WORK INSTRUCTIONS:
Write out the material again exactly, please, and omit the pictures.

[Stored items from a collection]

#####

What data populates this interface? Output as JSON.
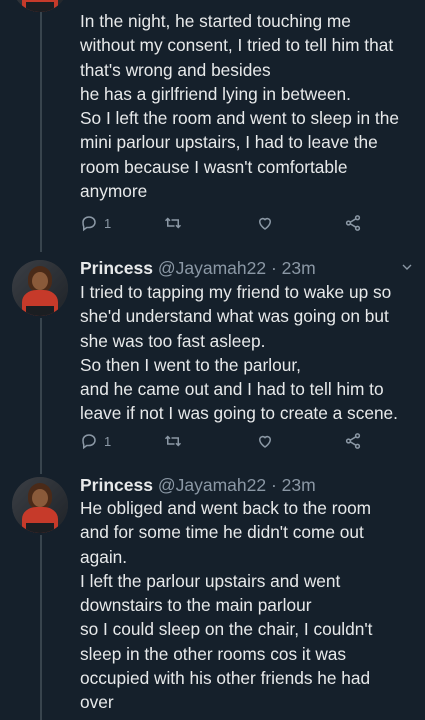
{
  "tweets": [
    {
      "lines": [
        "In the night, he started touching me",
        "without my consent, I tried to tell him that",
        "that's wrong and besides",
        "he has a girlfriend lying in between.",
        "So I left the room and went to sleep in the",
        "mini parlour upstairs, I had to leave the",
        "room because I wasn't comfortable",
        "anymore"
      ],
      "reply_count": "1"
    },
    {
      "name": "Princess",
      "handle": "@Jayamah22",
      "time": "· 23m",
      "lines": [
        "I tried to tapping my friend to wake up so",
        "she'd understand what was going on but",
        "she was too fast asleep.",
        "So then I went to the parlour,",
        "and he came out and I had to tell him to",
        "leave if not I was going to create a scene."
      ],
      "reply_count": "1"
    },
    {
      "name": "Princess",
      "handle": "@Jayamah22",
      "time": "· 23m",
      "lines": [
        "He obliged and went back to the room",
        "and for some time he didn't come out",
        "again.",
        "I left the parlour upstairs and went",
        "downstairs to the main parlour",
        "so I could sleep on the chair, I couldn't",
        "sleep in the other rooms cos it was",
        "occupied with his other friends he had",
        "over"
      ]
    }
  ],
  "colors": {
    "background": "#15202b",
    "text": "#e7e9ea",
    "muted": "#8b98a5",
    "line": "#38444d"
  },
  "icons": [
    "reply-icon",
    "retweet-icon",
    "like-icon",
    "share-icon",
    "chevron-down-icon"
  ]
}
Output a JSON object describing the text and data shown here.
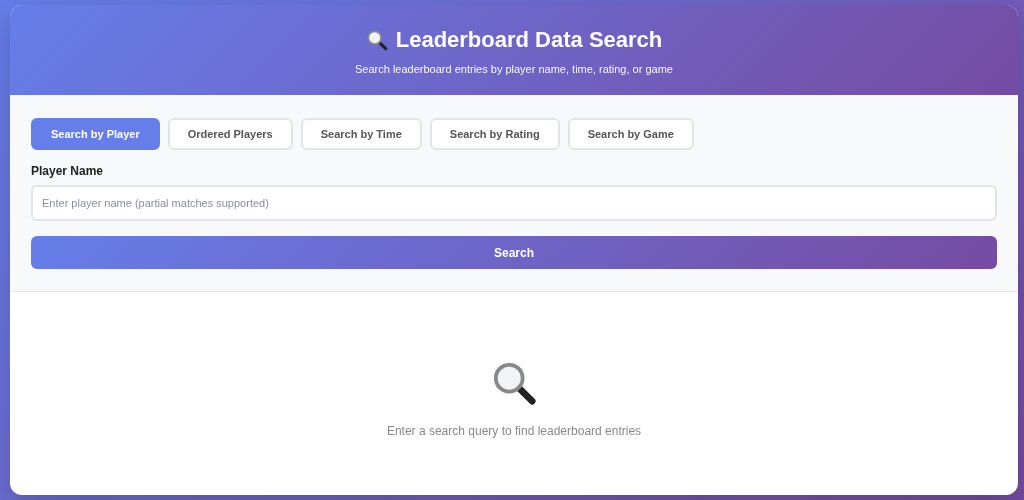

#####

SOLUTION TO THE EXERCISE:
What data populates this interface? Output as JSON.
{
  "tweets": [
    {
      "lines": [
        "In the night, he started touching me",
        "without my consent, I tried to tell him that",
        "that's wrong and besides",
        "he has a girlfriend lying in between.",
        "So I left the room and went to sleep in the",
        "mini parlour upstairs, I had to leave the",
        "room because I wasn't comfortable",
        "anymore"
      ],
      "reply_count": "1"
    },
    {
      "name": "Princess",
      "handle": "@Jayamah22",
      "time": "· 23m",
      "lines": [
        "I tried to tapping my friend to wake up so",
        "she'd understand what was going on but",
        "she was too fast asleep.",
        "So then I went to the parlour,",
        "and he came out and I had to tell him to",
        "leave if not I was going to create a scene."
      ],
      "reply_count": "1"
    },
    {
      "name": "Princess",
      "handle": "@Jayamah22",
      "time": "· 23m",
      "lines": [
        "He obliged and went back to the room",
        "and for some time he didn't come out",
        "again.",
        "I left the parlour upstairs and went",
        "downstairs to the main parlour",
        "so I could sleep on the chair, I couldn't",
        "sleep in the other rooms cos it was",
        "occupied with his other friends he had",
        "over"
      ]
    }
  ],
  "colors": {
    "background": "#15202b",
    "text": "#e7e9ea",
    "muted": "#8b98a5",
    "line": "#38444d"
  },
  "icons": [
    "reply-icon",
    "retweet-icon",
    "like-icon",
    "share-icon",
    "chevron-down-icon"
  ]
}
Output a JSON object describing the text and data shown here.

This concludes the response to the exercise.